-- Begin DATA EXTRACT --
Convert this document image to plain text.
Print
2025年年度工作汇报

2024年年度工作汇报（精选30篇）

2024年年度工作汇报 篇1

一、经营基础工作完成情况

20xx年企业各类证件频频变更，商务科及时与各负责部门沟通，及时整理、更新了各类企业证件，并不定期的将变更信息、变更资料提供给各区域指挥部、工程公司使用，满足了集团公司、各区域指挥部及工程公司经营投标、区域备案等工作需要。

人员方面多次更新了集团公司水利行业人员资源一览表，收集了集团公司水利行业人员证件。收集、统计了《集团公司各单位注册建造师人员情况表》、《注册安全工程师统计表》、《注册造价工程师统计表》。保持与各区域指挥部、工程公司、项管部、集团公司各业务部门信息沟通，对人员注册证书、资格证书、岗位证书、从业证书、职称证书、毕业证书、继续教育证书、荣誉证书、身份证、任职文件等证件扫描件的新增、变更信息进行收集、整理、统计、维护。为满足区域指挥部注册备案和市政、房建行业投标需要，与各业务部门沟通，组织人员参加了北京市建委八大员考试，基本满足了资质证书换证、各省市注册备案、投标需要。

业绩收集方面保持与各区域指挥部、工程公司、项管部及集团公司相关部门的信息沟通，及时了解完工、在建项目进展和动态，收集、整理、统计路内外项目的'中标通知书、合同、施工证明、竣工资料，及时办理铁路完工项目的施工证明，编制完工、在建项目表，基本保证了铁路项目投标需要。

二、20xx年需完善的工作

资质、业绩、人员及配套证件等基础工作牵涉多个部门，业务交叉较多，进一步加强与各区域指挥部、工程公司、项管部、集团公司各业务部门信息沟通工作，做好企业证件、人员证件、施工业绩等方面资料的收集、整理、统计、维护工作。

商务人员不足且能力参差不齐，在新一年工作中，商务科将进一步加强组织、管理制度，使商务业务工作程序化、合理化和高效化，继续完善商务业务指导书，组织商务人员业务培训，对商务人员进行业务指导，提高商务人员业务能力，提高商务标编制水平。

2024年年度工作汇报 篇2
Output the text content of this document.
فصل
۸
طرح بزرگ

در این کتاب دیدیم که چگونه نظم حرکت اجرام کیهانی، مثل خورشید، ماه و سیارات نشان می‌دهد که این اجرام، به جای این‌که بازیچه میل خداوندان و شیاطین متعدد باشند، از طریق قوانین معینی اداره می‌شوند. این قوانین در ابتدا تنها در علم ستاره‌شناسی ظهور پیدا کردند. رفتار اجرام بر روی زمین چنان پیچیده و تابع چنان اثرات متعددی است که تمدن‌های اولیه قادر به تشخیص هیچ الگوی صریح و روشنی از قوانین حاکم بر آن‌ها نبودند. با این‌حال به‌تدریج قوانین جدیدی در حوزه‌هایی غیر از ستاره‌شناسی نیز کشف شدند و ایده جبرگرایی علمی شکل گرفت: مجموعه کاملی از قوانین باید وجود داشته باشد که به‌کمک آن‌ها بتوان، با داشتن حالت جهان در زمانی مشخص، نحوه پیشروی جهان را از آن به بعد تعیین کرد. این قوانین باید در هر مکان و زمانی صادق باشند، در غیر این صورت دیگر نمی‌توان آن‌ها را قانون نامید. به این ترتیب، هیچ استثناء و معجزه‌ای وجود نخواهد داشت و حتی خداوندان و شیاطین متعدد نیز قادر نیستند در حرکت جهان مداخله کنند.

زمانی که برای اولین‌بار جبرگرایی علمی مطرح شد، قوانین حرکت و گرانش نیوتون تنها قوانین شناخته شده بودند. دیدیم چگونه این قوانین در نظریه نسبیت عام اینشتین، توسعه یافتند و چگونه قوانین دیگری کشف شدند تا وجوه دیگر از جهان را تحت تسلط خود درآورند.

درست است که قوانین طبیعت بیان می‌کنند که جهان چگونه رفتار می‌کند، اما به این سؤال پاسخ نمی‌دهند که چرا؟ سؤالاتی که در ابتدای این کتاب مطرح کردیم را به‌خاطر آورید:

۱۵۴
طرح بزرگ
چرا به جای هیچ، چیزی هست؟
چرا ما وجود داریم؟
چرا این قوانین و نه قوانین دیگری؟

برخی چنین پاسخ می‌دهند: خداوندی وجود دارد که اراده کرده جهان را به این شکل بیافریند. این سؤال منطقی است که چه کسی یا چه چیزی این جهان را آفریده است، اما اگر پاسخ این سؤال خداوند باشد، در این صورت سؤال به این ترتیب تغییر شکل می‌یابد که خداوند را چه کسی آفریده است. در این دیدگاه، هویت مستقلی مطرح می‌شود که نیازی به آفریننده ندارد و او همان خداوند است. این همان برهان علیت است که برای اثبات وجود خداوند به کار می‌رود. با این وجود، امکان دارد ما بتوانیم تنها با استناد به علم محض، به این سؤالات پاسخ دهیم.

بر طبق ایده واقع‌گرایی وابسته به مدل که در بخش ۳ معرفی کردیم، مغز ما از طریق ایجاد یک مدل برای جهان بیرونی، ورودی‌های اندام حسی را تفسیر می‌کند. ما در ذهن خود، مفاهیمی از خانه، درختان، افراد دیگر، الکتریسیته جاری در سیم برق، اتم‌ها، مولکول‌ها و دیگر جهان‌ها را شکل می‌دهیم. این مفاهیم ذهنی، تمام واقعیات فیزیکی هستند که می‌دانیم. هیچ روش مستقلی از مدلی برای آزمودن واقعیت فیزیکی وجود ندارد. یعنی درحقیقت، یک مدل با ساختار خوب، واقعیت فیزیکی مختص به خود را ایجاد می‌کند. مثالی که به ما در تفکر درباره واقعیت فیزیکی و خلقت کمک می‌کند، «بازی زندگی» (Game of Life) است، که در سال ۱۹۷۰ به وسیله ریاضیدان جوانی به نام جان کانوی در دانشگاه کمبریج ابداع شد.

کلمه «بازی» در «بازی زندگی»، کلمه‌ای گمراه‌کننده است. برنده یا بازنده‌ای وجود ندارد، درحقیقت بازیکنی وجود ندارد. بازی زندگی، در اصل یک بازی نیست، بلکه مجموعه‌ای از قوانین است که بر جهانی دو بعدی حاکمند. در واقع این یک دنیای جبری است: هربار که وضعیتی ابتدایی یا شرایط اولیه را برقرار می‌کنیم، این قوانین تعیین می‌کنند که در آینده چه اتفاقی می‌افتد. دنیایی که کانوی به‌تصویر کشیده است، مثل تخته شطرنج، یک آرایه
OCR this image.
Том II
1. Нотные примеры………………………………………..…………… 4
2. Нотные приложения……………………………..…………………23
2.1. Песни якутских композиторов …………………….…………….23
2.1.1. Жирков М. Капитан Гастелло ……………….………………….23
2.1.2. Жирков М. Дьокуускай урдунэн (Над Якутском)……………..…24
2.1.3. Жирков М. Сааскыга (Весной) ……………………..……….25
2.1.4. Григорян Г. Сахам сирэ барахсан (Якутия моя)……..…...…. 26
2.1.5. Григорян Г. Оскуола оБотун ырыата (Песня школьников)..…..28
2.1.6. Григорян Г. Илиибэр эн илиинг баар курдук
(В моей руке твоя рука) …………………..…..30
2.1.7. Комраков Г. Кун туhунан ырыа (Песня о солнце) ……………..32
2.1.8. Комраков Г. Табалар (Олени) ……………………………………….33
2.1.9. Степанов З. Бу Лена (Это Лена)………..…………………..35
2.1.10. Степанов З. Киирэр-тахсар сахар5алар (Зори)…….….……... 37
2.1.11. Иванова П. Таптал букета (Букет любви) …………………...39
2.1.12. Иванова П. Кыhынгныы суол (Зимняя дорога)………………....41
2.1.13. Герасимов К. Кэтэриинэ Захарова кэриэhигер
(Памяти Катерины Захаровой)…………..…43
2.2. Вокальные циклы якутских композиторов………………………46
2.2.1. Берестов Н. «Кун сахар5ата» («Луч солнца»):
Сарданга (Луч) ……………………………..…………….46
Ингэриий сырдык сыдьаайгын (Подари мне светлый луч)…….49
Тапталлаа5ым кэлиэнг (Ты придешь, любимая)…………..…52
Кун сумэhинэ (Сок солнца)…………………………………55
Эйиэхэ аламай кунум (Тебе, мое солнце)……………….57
-- End DATA EXTRACT --
Find the word "солнца" and list each line it appears in.

2.2.1. Берестов Н. «Кун сахар5ата» («Луч солнца»):
Кун сумэhинэ (Сок солнца)…………………………………55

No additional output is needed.